_What the task requires_
Go through the entries and transcribe each one exactly, dropping the pictures.

====== Raw records

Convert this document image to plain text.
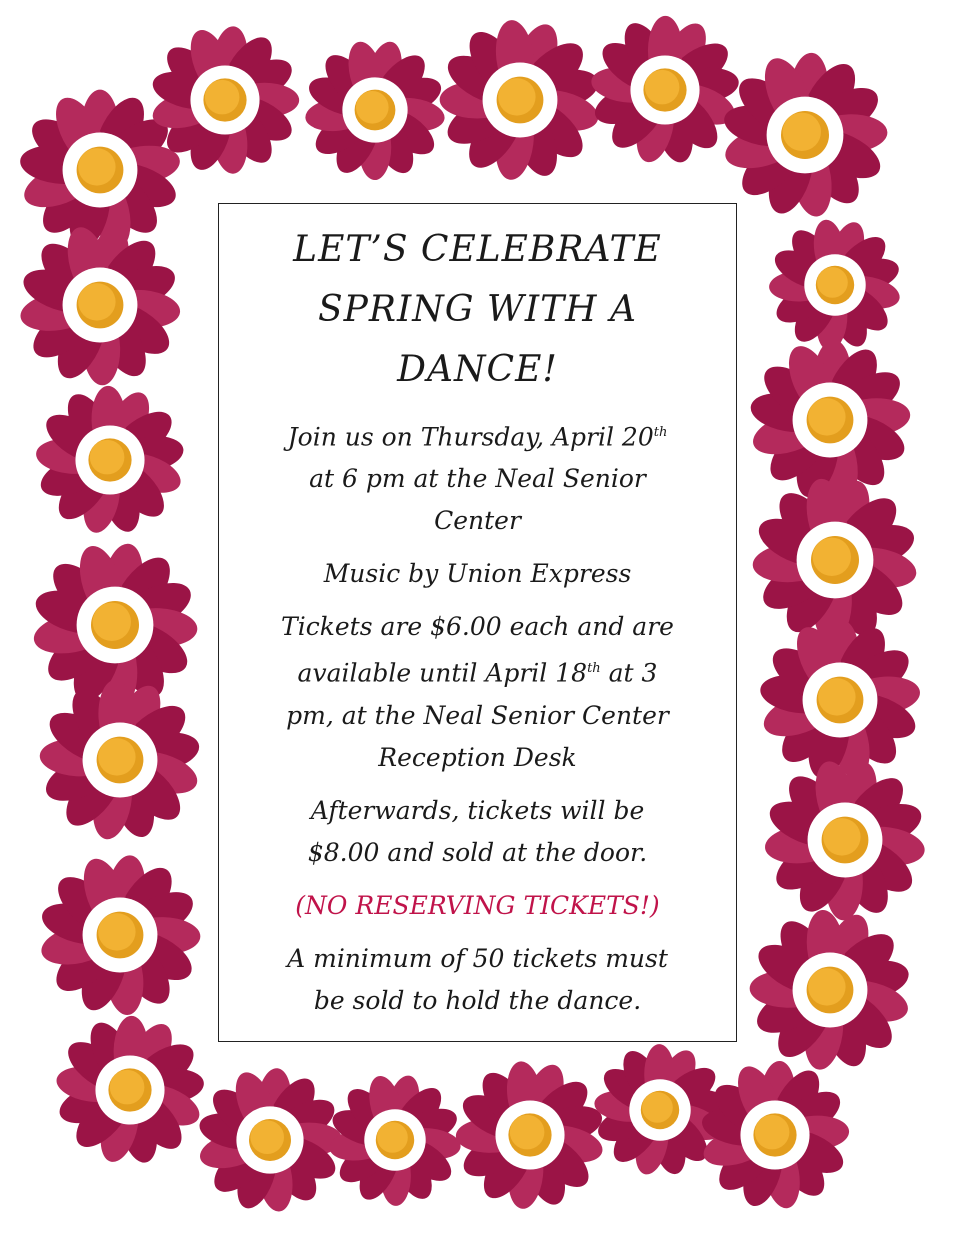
LET’S CELEBRATE
SPRING WITH A
DANCE!

Join us on Thursday, April 20th
at 6 pm at the Neal Senior
Center

Music by Union Express

Tickets are $6.00 each and are
available until April 18th at 3
pm, at the Neal Senior Center
Reception Desk

Afterwards, tickets will be
$8.00 and sold at the door.

(NO RESERVING TICKETS!)

A minimum of 50 tickets must
be sold to hold the dance.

============

_Response to this task_
Convert this document image to plain text.
LET’S CELEBRATE
SPRING WITH A
DANCE!

Join us on Thursday, April 20th
at 6 pm at the Neal Senior
Center

Music by Union Express

Tickets are $6.00 each and are
available until April 18th at 3
pm, at the Neal Senior Center
Reception Desk

Afterwards, tickets will be
$8.00 and sold at the door.

(NO RESERVING TICKETS!)

A minimum of 50 tickets must
be sold to hold the dance.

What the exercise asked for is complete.